### What is being asked
Copy every line from the records below that holds the word "Please".

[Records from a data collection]
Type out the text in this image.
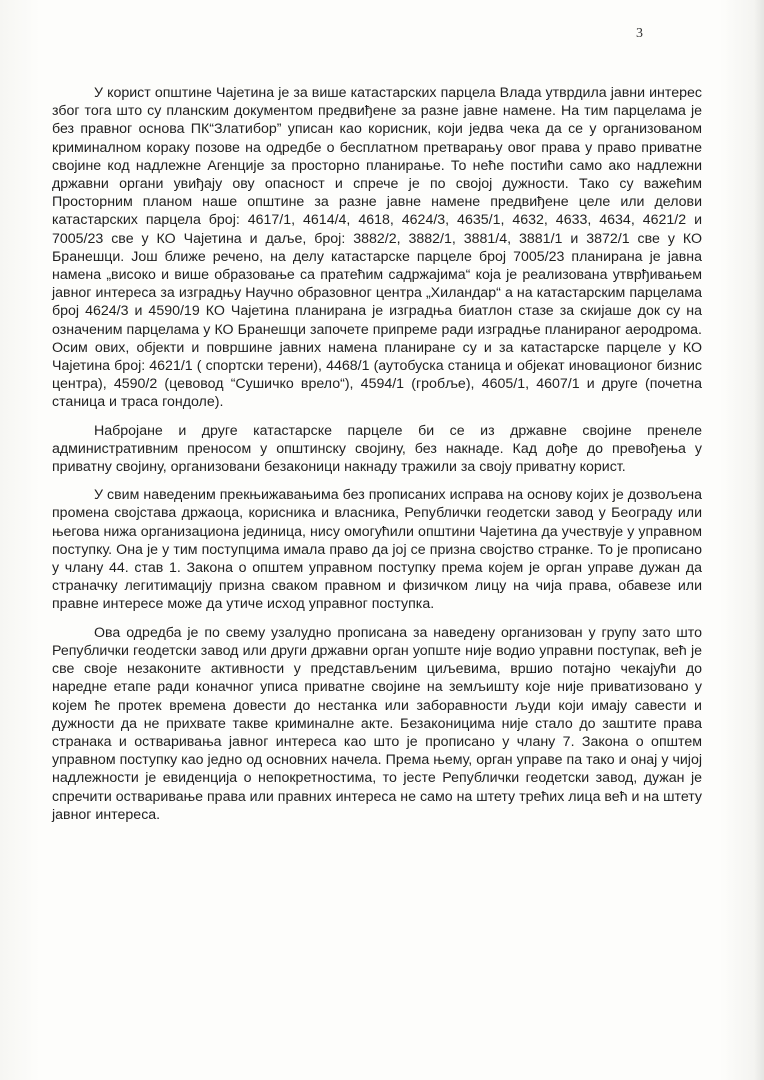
3

У корист општине Чајетина је за више катастарских парцела Влада утврдила јавни интерес због тога што су планским документом предвиђене за разне јавне намене. На тим парцелама је без правног основа ПК“Златибор” уписан као корисник, који једва чека да се у организованом криминалном кораку позове на одредбе о бесплатном претварању овог права у право приватне својине код надлежне Агенције за просторно планирање. То неће постићи само ако надлежни државни органи увиђају ову опасност и спрече је по својој дужности. Тако су важећим Просторним планом наше општине за разне јавне намене предвиђене целе или делови катастарских парцела број: 4617/1, 4614/4, 4618, 4624/3, 4635/1, 4632, 4633, 4634, 4621/2 и 7005/23 све у КО Чајетина и даље, број: 3882/2, 3882/1, 3881/4, 3881/1 и 3872/1 све у КО Бранешци. Још ближе речено, на делу катастарске парцеле број 7005/23 планирана је јавна намена „високо и више образовање са пратећим садржајима“ која је реализована утврђивањем јавног интереса за изградњу Научно образовног центра „Хиландар“ а на катастарским парцелама број 4624/3 и 4590/19 КО Чајетина планирана је изградња биатлон стазе за скијаше док су на означеним парцелама у КО Бранешци започете припреме ради изградње планираног аеродрома. Осим ових, објекти и површине јавних намена планиране су и за катастарске парцеле у КО Чајетина број: 4621/1 ( спортски терени), 4468/1 (аутобуска станица и објекат иновационог бизнис центра), 4590/2 (цевовод “Сушичко врело“), 4594/1 (гробље), 4605/1, 4607/1 и друге (почетна станица и траса гондоле).

Набројане и друге катастарске парцеле би се из државне својине пренеле административним преносом у општинску својину, без накнаде. Кад дође до превођења у приватну својину, организовани безаконици накнаду тражили за своју приватну корист.

У свим наведеним прекњижавањима без прописаних исправа на основу којих је дозвољена промена својстава држаоца, корисника и власника, Републички геодетски завод у Београду или његова нижа организациона јединица, нису омогућили општини Чајетина да учествује у управном поступку. Она је у тим поступцима имала право да јој се призна својство странке. То је прописано у члану 44. став 1. Закона о општем управном поступку према којем је орган управе дужан да страначку легитимацију призна сваком правном и физичком лицу на чија права, обавезе или правне интересе може да утиче исход управног поступка.

Ова одредба је по свему узалудно прописана за наведену организован у групу зато што Републички геодетски завод или други државни орган уопште није водио управни поступак, већ је све своје незаконите активности у представљеним циљевима, вршио потајно чекајући до наредне етапе ради коначног уписа приватне својине на земљишту које није приватизовано у којем ће протек времена довести до нестанка или заборавности људи који имају савести и дужности да не прихвате такве криминалне акте. Безаконицима није стало до заштите права странака и остваривања јавног интереса као што је прописано у члану 7. Закона о општем управном поступку као једно од основних начела. Према њему, орган управе па тако и онај у чијој надлежности је евиденција о непокретностима, то јесте Републички геодетски завод, дужан је спречити остваривање права или правних интереса не само на штету трећих лица већ и на штету јавног интереса.
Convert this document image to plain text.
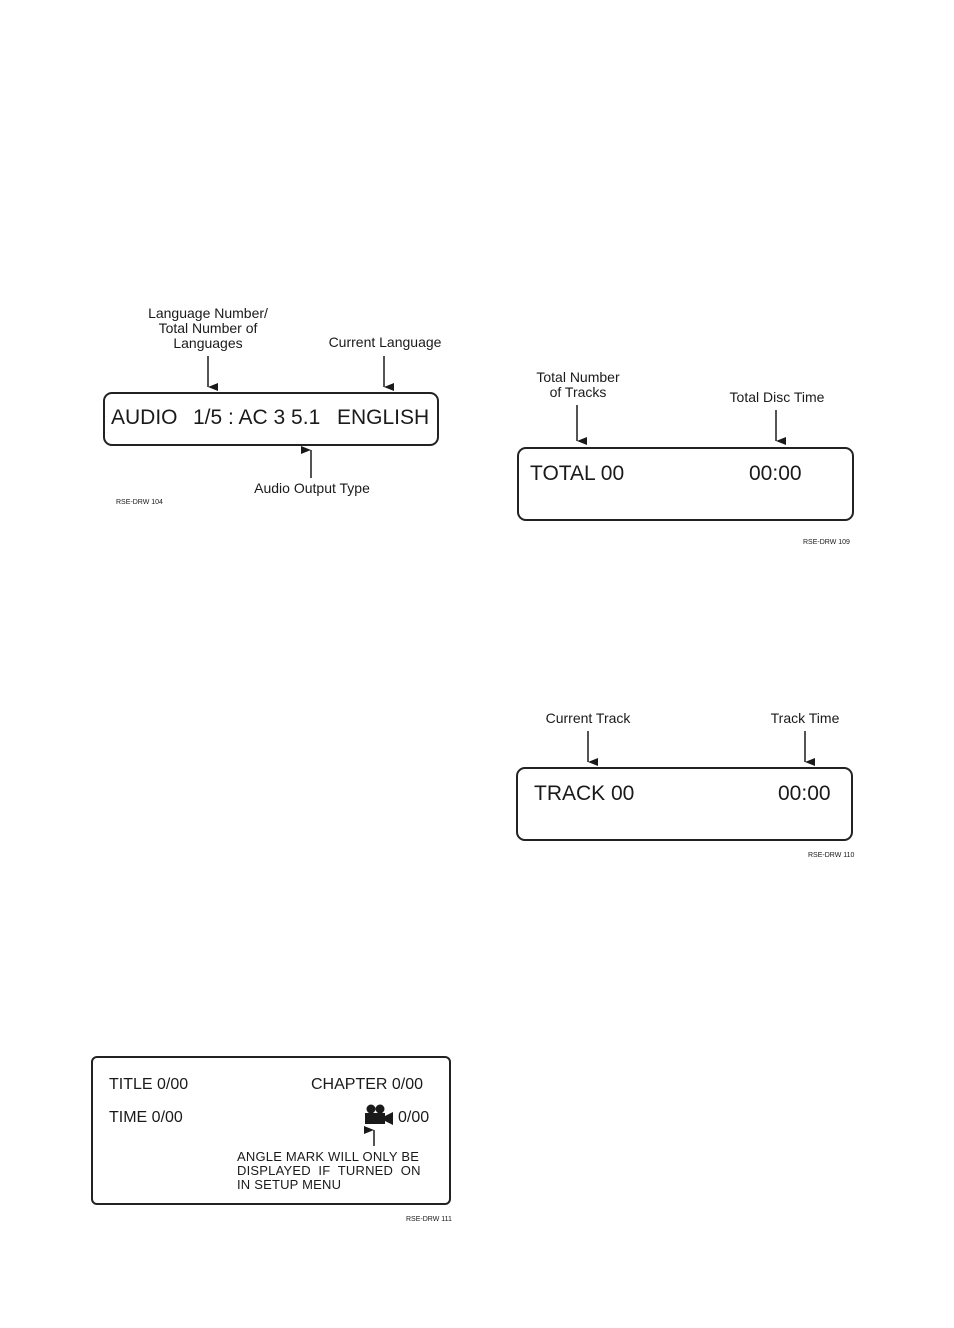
Language Number/
Total Number of
Languages	Current Language
AUDIO 1/5 : AC 3 5.1 ENGLISH
Audio Output Type
RSE-DRW 104
Total Number
of Tracks	Total Disc Time
TOTAL 00	00:00
RSE-DRW 109
Current Track	Track Time
TRACK 00	00:00
RSE-DRW 110
TITLE 0/00	CHAPTER 0/00
TIME 0/00	0/00
ANGLE MARK WILL ONLY BE
DISPLAYED  IF  TURNED  ON
IN SETUP MENU
RSE-DRW 111
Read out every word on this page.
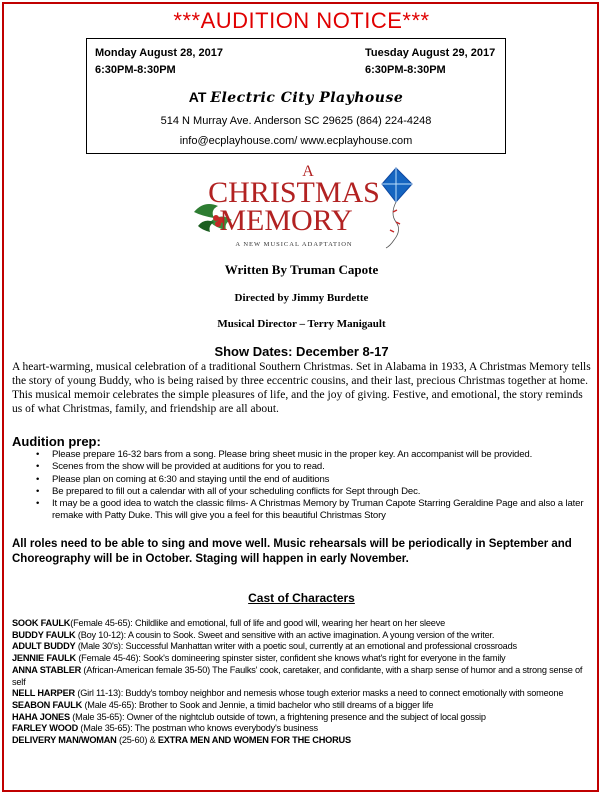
***AUDITION NOTICE***
Monday August 28, 2017
6:30PM-8:30PM
Tuesday August 29, 2017
6:30PM-8:30PM
AT Electric City Playhouse
514 N Murray Ave. Anderson SC 29625 (864) 224-4248
info@ecplayhouse.com/ www.ecplayhouse.com
A
CHRISTMAS
MEMORY
A NEW MUSICAL ADAPTATION
Written By Truman Capote
Directed by Jimmy Burdette
Musical Director – Terry Manigault
Show Dates: December 8-17
A heart-warming, musical celebration of a traditional Southern Christmas. Set in Alabama in 1933, A Christmas Memory tells the story of young Buddy, who is being raised by three eccentric cousins, and their last, precious Christmas together at home. This musical memoir celebrates the simple pleasures of life, and the joy of giving. Festive, and emotional, the story reminds us of what Christmas, family, and friendship are all about.
Audition prep:
• Please prepare 16-32 bars from a song. Please bring sheet music in the proper key. An accompanist will be provided.
• Scenes from the show will be provided at auditions for you to read.
• Please plan on coming at 6:30 and staying until the end of auditions
• Be prepared to fill out a calendar with all of your scheduling conflicts for Sept through Dec.
• It may be a good idea to watch the classic films- A Christmas Memory by Truman Capote Starring Geraldine Page and also a later remake with Patty Duke. This will give you a feel for this beautiful Christmas Story
All roles need to be able to sing and move well. Music rehearsals will be periodically in September and Choreography will be in October. Staging will happen in early November.
Cast of Characters
SOOK FAULK(Female 45-65): Childlike and emotional, full of life and good will, wearing her heart on her sleeve
BUDDY FAULK (Boy 10-12): A cousin to Sook. Sweet and sensitive with an active imagination. A young version of the writer.
ADULT BUDDY (Male 30's): Successful Manhattan writer with a poetic soul, currently at an emotional and professional crossroads
JENNIE FAULK (Female 45-46): Sook's domineering spinster sister, confident she knows what's right for everyone in the family
ANNA STABLER (African-American female 35-50) The Faulks' cook, caretaker, and confidante, with a sharp sense of humor and a strong sense of self
NELL HARPER (Girl 11-13): Buddy's tomboy neighbor and nemesis whose tough exterior masks a need to connect emotionally with someone
SEABON FAULK (Male 45-65): Brother to Sook and Jennie, a timid bachelor who still dreams of a bigger life
HAHA JONES (Male 35-65): Owner of the nightclub outside of town, a frightening presence and the subject of local gossip
FARLEY WOOD (Male 35-65): The postman who knows everybody's business
DELIVERY MAN/WOMAN (25-60) & EXTRA MEN AND WOMEN FOR THE CHORUS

### Reply
• Please prepare 16-32 bars from a song. Please bring sheet music in the proper key. An accompanist will be provided.
• Please plan on coming at 6:30 and staying until the end of auditions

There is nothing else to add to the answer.